## EXERCISE GOAL:
Look through the listing for the word "title". Copy each line that has it.

## SUPPLIED MATERIAL:
[start]
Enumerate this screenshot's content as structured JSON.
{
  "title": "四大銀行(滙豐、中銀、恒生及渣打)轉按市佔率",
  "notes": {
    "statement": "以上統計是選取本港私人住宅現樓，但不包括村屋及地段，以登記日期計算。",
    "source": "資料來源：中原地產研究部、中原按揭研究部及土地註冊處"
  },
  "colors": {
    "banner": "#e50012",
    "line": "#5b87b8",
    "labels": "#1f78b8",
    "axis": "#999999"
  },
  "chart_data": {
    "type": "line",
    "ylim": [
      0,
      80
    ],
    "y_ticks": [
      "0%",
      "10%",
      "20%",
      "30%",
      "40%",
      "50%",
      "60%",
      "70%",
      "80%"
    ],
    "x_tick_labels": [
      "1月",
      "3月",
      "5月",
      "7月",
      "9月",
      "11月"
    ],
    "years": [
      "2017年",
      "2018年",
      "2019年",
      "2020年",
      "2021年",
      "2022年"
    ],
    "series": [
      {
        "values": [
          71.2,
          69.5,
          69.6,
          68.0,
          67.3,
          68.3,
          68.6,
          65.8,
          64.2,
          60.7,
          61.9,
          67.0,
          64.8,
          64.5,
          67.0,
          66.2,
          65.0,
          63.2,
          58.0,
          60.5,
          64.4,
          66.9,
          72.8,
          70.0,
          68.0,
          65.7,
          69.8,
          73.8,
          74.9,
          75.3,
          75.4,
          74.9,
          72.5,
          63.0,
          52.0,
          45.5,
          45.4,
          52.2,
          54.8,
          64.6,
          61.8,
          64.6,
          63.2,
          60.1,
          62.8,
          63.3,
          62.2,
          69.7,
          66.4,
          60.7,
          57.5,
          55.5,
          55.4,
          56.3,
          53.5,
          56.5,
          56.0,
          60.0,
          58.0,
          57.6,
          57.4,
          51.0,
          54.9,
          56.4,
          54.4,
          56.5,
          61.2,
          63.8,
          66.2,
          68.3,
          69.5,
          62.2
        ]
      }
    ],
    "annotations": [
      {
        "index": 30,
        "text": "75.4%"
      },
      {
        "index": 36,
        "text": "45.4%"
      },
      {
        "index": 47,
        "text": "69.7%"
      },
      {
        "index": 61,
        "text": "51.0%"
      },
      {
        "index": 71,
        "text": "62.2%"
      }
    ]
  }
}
[end]
[start]
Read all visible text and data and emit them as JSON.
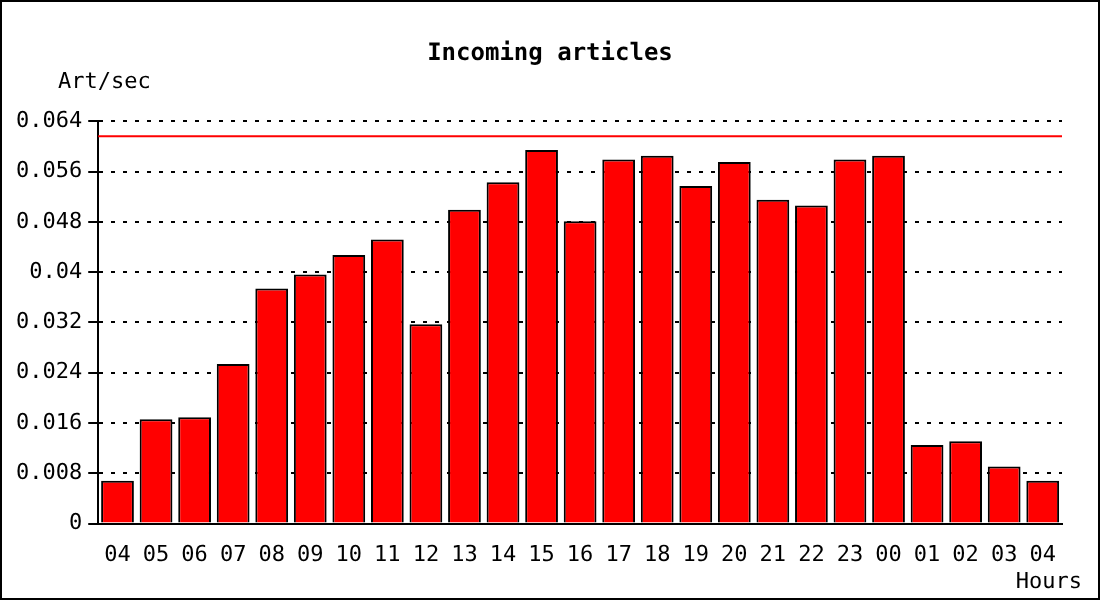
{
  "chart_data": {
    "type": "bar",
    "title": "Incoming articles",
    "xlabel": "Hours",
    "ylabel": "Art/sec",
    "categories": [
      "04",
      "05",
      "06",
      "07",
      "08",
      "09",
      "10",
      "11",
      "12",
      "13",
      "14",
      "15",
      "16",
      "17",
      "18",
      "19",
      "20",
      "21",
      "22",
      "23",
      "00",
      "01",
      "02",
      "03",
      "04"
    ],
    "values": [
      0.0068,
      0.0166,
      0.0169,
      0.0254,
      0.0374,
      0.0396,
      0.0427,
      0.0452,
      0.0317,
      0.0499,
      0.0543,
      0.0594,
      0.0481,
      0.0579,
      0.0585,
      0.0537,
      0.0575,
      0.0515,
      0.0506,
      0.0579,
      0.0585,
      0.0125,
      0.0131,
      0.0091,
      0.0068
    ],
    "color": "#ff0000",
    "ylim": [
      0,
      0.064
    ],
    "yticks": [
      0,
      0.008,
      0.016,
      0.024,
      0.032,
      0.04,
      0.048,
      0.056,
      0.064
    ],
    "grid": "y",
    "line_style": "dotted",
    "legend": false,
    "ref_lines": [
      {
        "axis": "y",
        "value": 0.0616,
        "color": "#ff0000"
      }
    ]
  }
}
[end]
## SOLVED EXERCISE:
  "title": "四大銀行(滙豐、中銀、恒生及渣打)轉按市佔率",
    "title": "Incoming articles",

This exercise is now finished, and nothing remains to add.